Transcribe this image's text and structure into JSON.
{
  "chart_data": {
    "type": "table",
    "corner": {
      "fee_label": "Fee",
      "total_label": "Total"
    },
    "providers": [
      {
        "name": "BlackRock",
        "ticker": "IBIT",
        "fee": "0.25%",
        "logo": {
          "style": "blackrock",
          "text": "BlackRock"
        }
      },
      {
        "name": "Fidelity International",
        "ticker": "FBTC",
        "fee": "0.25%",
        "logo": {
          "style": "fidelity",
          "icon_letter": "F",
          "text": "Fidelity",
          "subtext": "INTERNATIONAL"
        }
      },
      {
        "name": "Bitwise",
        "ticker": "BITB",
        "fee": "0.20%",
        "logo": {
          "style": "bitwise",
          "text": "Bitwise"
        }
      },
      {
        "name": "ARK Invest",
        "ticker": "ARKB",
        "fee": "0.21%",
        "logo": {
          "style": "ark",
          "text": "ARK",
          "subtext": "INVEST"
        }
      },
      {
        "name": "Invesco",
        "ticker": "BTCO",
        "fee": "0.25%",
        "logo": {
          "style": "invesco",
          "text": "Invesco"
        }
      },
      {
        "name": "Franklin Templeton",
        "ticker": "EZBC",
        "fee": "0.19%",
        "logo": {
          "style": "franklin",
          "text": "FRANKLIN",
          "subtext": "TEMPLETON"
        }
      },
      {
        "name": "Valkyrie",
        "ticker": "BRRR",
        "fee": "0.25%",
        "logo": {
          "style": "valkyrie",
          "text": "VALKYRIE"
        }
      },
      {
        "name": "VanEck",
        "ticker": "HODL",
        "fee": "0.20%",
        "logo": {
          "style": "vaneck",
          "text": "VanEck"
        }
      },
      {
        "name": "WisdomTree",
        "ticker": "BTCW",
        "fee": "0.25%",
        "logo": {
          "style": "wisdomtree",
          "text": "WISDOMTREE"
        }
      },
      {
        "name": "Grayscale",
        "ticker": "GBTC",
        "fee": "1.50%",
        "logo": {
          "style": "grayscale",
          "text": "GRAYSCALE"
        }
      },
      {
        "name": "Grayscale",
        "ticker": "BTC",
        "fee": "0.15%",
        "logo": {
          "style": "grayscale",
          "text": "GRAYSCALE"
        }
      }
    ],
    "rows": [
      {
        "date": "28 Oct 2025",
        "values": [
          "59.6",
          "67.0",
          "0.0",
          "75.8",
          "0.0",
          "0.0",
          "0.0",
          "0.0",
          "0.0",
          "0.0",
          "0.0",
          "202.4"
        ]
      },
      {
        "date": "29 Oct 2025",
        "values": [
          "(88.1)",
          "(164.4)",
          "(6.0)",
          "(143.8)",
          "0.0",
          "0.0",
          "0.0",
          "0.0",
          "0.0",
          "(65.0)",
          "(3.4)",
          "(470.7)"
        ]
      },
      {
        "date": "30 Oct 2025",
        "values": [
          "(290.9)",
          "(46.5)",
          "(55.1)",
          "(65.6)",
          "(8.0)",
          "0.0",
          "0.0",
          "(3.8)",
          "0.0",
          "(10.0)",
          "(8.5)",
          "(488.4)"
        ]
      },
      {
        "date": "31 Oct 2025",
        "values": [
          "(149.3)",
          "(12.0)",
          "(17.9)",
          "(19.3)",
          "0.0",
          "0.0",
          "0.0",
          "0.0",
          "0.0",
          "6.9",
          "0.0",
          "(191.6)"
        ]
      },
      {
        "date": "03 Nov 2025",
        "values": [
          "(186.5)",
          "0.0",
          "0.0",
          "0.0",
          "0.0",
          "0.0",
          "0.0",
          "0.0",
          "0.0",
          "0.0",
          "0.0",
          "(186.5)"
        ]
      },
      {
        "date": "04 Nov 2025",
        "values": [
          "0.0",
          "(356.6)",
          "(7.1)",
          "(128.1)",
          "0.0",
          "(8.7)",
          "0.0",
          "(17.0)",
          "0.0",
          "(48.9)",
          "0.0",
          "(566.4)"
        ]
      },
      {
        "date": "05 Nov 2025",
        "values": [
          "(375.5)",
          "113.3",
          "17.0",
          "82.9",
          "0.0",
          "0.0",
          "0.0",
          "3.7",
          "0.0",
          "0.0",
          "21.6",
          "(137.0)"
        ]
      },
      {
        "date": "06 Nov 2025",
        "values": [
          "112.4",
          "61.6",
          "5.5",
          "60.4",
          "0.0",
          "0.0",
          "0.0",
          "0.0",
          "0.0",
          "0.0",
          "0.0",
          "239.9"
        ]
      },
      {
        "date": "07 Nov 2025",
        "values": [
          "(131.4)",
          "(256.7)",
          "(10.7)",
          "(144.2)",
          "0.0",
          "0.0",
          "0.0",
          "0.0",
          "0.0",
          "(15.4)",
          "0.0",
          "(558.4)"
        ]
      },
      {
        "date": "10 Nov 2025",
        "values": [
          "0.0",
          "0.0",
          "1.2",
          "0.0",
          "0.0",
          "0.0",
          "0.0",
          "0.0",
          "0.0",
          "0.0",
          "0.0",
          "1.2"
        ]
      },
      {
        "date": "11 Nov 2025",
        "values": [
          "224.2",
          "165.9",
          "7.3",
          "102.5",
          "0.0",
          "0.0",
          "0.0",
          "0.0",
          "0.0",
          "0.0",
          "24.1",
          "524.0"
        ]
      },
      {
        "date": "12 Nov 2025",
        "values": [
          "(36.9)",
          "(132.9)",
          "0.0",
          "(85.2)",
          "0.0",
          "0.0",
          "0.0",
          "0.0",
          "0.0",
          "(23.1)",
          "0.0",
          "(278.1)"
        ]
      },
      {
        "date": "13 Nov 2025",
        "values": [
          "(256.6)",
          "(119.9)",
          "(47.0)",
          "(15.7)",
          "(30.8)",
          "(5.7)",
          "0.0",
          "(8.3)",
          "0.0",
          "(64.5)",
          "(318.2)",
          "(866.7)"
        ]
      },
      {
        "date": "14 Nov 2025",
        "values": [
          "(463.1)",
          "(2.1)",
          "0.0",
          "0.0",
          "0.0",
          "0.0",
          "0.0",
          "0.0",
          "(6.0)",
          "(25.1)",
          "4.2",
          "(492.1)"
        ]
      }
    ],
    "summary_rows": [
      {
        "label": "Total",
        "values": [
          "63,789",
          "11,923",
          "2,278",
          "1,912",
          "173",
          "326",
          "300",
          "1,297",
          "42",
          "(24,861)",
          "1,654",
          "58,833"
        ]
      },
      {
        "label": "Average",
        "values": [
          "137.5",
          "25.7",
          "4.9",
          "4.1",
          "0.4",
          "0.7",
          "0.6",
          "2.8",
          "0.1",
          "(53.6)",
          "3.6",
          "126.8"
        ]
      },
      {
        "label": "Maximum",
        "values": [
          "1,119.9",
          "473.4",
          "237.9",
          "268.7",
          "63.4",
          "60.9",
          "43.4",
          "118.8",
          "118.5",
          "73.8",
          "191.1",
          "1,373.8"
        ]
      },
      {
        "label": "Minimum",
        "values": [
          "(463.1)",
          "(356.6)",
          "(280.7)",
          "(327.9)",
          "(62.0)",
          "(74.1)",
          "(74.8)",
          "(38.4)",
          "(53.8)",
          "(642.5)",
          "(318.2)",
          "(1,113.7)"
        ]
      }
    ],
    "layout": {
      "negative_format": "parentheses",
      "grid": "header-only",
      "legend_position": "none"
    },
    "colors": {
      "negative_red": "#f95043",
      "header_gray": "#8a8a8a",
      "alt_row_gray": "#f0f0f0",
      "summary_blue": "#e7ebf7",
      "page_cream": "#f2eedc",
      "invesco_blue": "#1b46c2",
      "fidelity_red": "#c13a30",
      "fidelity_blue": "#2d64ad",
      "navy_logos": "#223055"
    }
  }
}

### Brief
Reproduce all of the data exactly as given.

### Exercise solution
Transcribe this image's text and structure into JSON.
{
  "chart_data": {
    "type": "table",
    "corner": {
      "fee_label": "Fee",
      "total_label": "Total"
    },
    "providers": [
      {
        "name": "BlackRock",
        "ticker": "IBIT",
        "fee": "0.25%",
        "logo": {
          "style": "blackrock",
          "text": "BlackRock"
        }
      },
      {
        "name": "Fidelity International",
        "ticker": "FBTC",
        "fee": "0.25%",
        "logo": {
          "style": "fidelity",
          "icon_letter": "F",
          "text": "Fidelity",
          "subtext": "INTERNATIONAL"
        }
      },
      {
        "name": "Bitwise",
        "ticker": "BITB",
        "fee": "0.20%",
        "logo": {
          "style": "bitwise",
          "text": "Bitwise"
        }
      },
      {
        "name": "ARK Invest",
        "ticker": "ARKB",
        "fee": "0.21%",
        "logo": {
          "style": "ark",
          "text": "ARK",
          "subtext": "INVEST"
        }
      },
      {
        "name": "Invesco",
        "ticker": "BTCO",
        "fee": "0.25%",
        "logo": {
          "style": "invesco",
          "text": "Invesco"
        }
      },
      {
        "name": "Franklin Templeton",
        "ticker": "EZBC",
        "fee": "0.19%",
        "logo": {
          "style": "franklin",
          "text": "FRANKLIN",
          "subtext": "TEMPLETON"
        }
      },
      {
        "name": "Valkyrie",
        "ticker": "BRRR",
        "fee": "0.25%",
        "logo": {
          "style": "valkyrie",
          "text": "VALKYRIE"
        }
      },
      {
        "name": "VanEck",
        "ticker": "HODL",
        "fee": "0.20%",
        "logo": {
          "style": "vaneck",
          "text": "VanEck"
        }
      },
      {
        "name": "WisdomTree",
        "ticker": "BTCW",
        "fee": "0.25%",
        "logo": {
          "style": "wisdomtree",
          "text": "WISDOMTREE"
        }
      },
      {
        "name": "Grayscale",
        "ticker": "GBTC",
        "fee": "1.50%",
        "logo": {
          "style": "grayscale",
          "text": "GRAYSCALE"
        }
      },
      {
        "name": "Grayscale",
        "ticker": "BTC",
        "fee": "0.15%",
        "logo": {
          "style": "grayscale",
          "text": "GRAYSCALE"
        }
      }
    ],
    "rows": [
      {
        "date": "28 Oct 2025",
        "values": [
          "59.6",
          "67.0",
          "0.0",
          "75.8",
          "0.0",
          "0.0",
          "0.0",
          "0.0",
          "0.0",
          "0.0",
          "0.0",
          "202.4"
        ]
      },
      {
        "date": "29 Oct 2025",
        "values": [
          "(88.1)",
          "(164.4)",
          "(6.0)",
          "(143.8)",
          "0.0",
          "0.0",
          "0.0",
          "0.0",
          "0.0",
          "(65.0)",
          "(3.4)",
          "(470.7)"
        ]
      },
      {
        "date": "30 Oct 2025",
        "values": [
          "(290.9)",
          "(46.5)",
          "(55.1)",
          "(65.6)",
          "(8.0)",
          "0.0",
          "0.0",
          "(3.8)",
          "0.0",
          "(10.0)",
          "(8.5)",
          "(488.4)"
        ]
      },
      {
        "date": "31 Oct 2025",
        "values": [
          "(149.3)",
          "(12.0)",
          "(17.9)",
          "(19.3)",
          "0.0",
          "0.0",
          "0.0",
          "0.0",
          "0.0",
          "6.9",
          "0.0",
          "(191.6)"
        ]
      },
      {
        "date": "03 Nov 2025",
        "values": [
          "(186.5)",
          "0.0",
          "0.0",
          "0.0",
          "0.0",
          "0.0",
          "0.0",
          "0.0",
          "0.0",
          "0.0",
          "0.0",
          "(186.5)"
        ]
      },
      {
        "date": "04 Nov 2025",
        "values": [
          "0.0",
          "(356.6)",
          "(7.1)",
          "(128.1)",
          "0.0",
          "(8.7)",
          "0.0",
          "(17.0)",
          "0.0",
          "(48.9)",
          "0.0",
          "(566.4)"
        ]
      },
      {
        "date": "05 Nov 2025",
        "values": [
          "(375.5)",
          "113.3",
          "17.0",
          "82.9",
          "0.0",
          "0.0",
          "0.0",
          "3.7",
          "0.0",
          "0.0",
          "21.6",
          "(137.0)"
        ]
      },
      {
        "date": "06 Nov 2025",
        "values": [
          "112.4",
          "61.6",
          "5.5",
          "60.4",
          "0.0",
          "0.0",
          "0.0",
          "0.0",
          "0.0",
          "0.0",
          "0.0",
          "239.9"
        ]
      },
      {
        "date": "07 Nov 2025",
        "values": [
          "(131.4)",
          "(256.7)",
          "(10.7)",
          "(144.2)",
          "0.0",
          "0.0",
          "0.0",
          "0.0",
          "0.0",
          "(15.4)",
          "0.0",
          "(558.4)"
        ]
      },
      {
        "date": "10 Nov 2025",
        "values": [
          "0.0",
          "0.0",
          "1.2",
          "0.0",
          "0.0",
          "0.0",
          "0.0",
          "0.0",
          "0.0",
          "0.0",
          "0.0",
          "1.2"
        ]
      },
      {
        "date": "11 Nov 2025",
        "values": [
          "224.2",
          "165.9",
          "7.3",
          "102.5",
          "0.0",
          "0.0",
          "0.0",
          "0.0",
          "0.0",
          "0.0",
          "24.1",
          "524.0"
        ]
      },
      {
        "date": "12 Nov 2025",
        "values": [
          "(36.9)",
          "(132.9)",
          "0.0",
          "(85.2)",
          "0.0",
          "0.0",
          "0.0",
          "0.0",
          "0.0",
          "(23.1)",
          "0.0",
          "(278.1)"
        ]
      },
      {
        "date": "13 Nov 2025",
        "values": [
          "(256.6)",
          "(119.9)",
          "(47.0)",
          "(15.7)",
          "(30.8)",
          "(5.7)",
          "0.0",
          "(8.3)",
          "0.0",
          "(64.5)",
          "(318.2)",
          "(866.7)"
        ]
      },
      {
        "date": "14 Nov 2025",
        "values": [
          "(463.1)",
          "(2.1)",
          "0.0",
          "0.0",
          "0.0",
          "0.0",
          "0.0",
          "0.0",
          "(6.0)",
          "(25.1)",
          "4.2",
          "(492.1)"
        ]
      }
    ],
    "summary_rows": [
      {
        "label": "Total",
        "values": [
          "63,789",
          "11,923",
          "2,278",
          "1,912",
          "173",
          "326",
          "300",
          "1,297",
          "42",
          "(24,861)",
          "1,654",
          "58,833"
        ]
      },
      {
        "label": "Average",
        "values": [
          "137.5",
          "25.7",
          "4.9",
          "4.1",
          "0.4",
          "0.7",
          "0.6",
          "2.8",
          "0.1",
          "(53.6)",
          "3.6",
          "126.8"
        ]
      },
      {
        "label": "Maximum",
        "values": [
          "1,119.9",
          "473.4",
          "237.9",
          "268.7",
          "63.4",
          "60.9",
          "43.4",
          "118.8",
          "118.5",
          "73.8",
          "191.1",
          "1,373.8"
        ]
      },
      {
        "label": "Minimum",
        "values": [
          "(463.1)",
          "(356.6)",
          "(280.7)",
          "(327.9)",
          "(62.0)",
          "(74.1)",
          "(74.8)",
          "(38.4)",
          "(53.8)",
          "(642.5)",
          "(318.2)",
          "(1,113.7)"
        ]
      }
    ],
    "layout": {
      "negative_format": "parentheses",
      "grid": "header-only",
      "legend_position": "none"
    },
    "colors": {
      "negative_red": "#f95043",
      "header_gray": "#8a8a8a",
      "alt_row_gray": "#f0f0f0",
      "summary_blue": "#e7ebf7",
      "page_cream": "#f2eedc",
      "invesco_blue": "#1b46c2",
      "fidelity_red": "#c13a30",
      "fidelity_blue": "#2d64ad",
      "navy_logos": "#223055"
    }
  }
}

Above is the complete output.